## WORK TO COMPLETE
a) According to the article on South Africa's economy, by how much did gross domestic product contract year-on-year in the three months through September?
b) Summarize the article on South Africa's economy in two sentences.

## EXCERPT TO READ
* Begin *
(Bloomberg) -- South Africa’s economy shrank in the third quarter as logistics constraints and a chronic electricity shortage took their toll.

Gross domestic product contracted 0.7% year-on-year in the three months through September, compared with growth of 1.5% in the prior quarter, Statistics South Africa said in a report released in the capital, Pretoria, on Tuesday. The median estimate of 11 economists in a Bloomberg survey was for output to shrink 0.1% in the period.

The slump follows a 2.2% annual contraction in mining and a 3.2% slowdown in utilities over the three-month period. Agriculture shrank 19.9% from a year earlier, while construction contracted 2%.

Household spending, which has come under pressure from high living and borrowing costs, shrank 0.3% in the quarter. The central bank has increased its benchmark rates by 475 basis points since November 2021 to a 14-year high of 8.25%.

The fall in household expenditure also comes amid pressure on money supply and credit extension, with the amount of money flowing into the economy and loans extended to consumers and private businesses posting their weakest growth in almost two years in October, according to central bank released last week.
* End *
## INFORMATION SHOWN
* Begin *
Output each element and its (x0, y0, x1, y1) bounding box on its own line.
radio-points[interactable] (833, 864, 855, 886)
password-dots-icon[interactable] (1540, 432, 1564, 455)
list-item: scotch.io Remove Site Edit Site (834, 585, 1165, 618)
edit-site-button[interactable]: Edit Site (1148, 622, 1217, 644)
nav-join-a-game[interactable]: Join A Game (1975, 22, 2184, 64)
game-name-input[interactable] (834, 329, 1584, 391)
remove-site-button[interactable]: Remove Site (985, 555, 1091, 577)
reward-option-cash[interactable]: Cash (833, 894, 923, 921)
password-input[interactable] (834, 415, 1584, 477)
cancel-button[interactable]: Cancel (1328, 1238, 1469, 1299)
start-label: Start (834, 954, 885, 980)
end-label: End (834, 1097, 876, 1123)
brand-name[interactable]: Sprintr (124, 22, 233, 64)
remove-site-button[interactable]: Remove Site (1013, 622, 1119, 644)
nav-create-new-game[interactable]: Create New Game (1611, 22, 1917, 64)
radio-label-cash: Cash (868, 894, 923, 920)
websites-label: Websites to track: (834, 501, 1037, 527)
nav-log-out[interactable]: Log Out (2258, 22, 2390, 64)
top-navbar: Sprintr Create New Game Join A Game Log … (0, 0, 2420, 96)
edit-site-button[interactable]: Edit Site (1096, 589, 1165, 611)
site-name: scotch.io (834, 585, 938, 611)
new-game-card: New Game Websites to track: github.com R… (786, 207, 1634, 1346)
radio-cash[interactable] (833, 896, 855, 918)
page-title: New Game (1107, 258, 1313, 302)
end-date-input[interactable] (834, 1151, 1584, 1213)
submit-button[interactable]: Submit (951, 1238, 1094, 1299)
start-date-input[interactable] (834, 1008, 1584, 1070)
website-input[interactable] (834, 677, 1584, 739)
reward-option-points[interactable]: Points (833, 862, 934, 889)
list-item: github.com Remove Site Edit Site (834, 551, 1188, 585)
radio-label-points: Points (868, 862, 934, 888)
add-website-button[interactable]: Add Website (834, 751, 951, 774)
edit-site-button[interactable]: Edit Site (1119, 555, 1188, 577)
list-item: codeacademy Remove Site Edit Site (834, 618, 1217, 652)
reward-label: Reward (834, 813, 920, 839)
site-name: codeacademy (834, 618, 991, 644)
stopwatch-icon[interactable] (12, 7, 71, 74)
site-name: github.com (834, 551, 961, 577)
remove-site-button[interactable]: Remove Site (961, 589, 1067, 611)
* End *
## ANSWERS TO THE PROBLEMS
a) 0.7%

b) South Africa's gross domestic product contracted 0.7% year-on-year in the third quarter, more than the 0.1% median estimate in a Bloomberg survey of economists, as logistics constraints and a chronic electricity shortage took their toll. Mining, agriculture and construction all contracted, and household spending shrank 0.3% under pressure from high living and borrowing costs.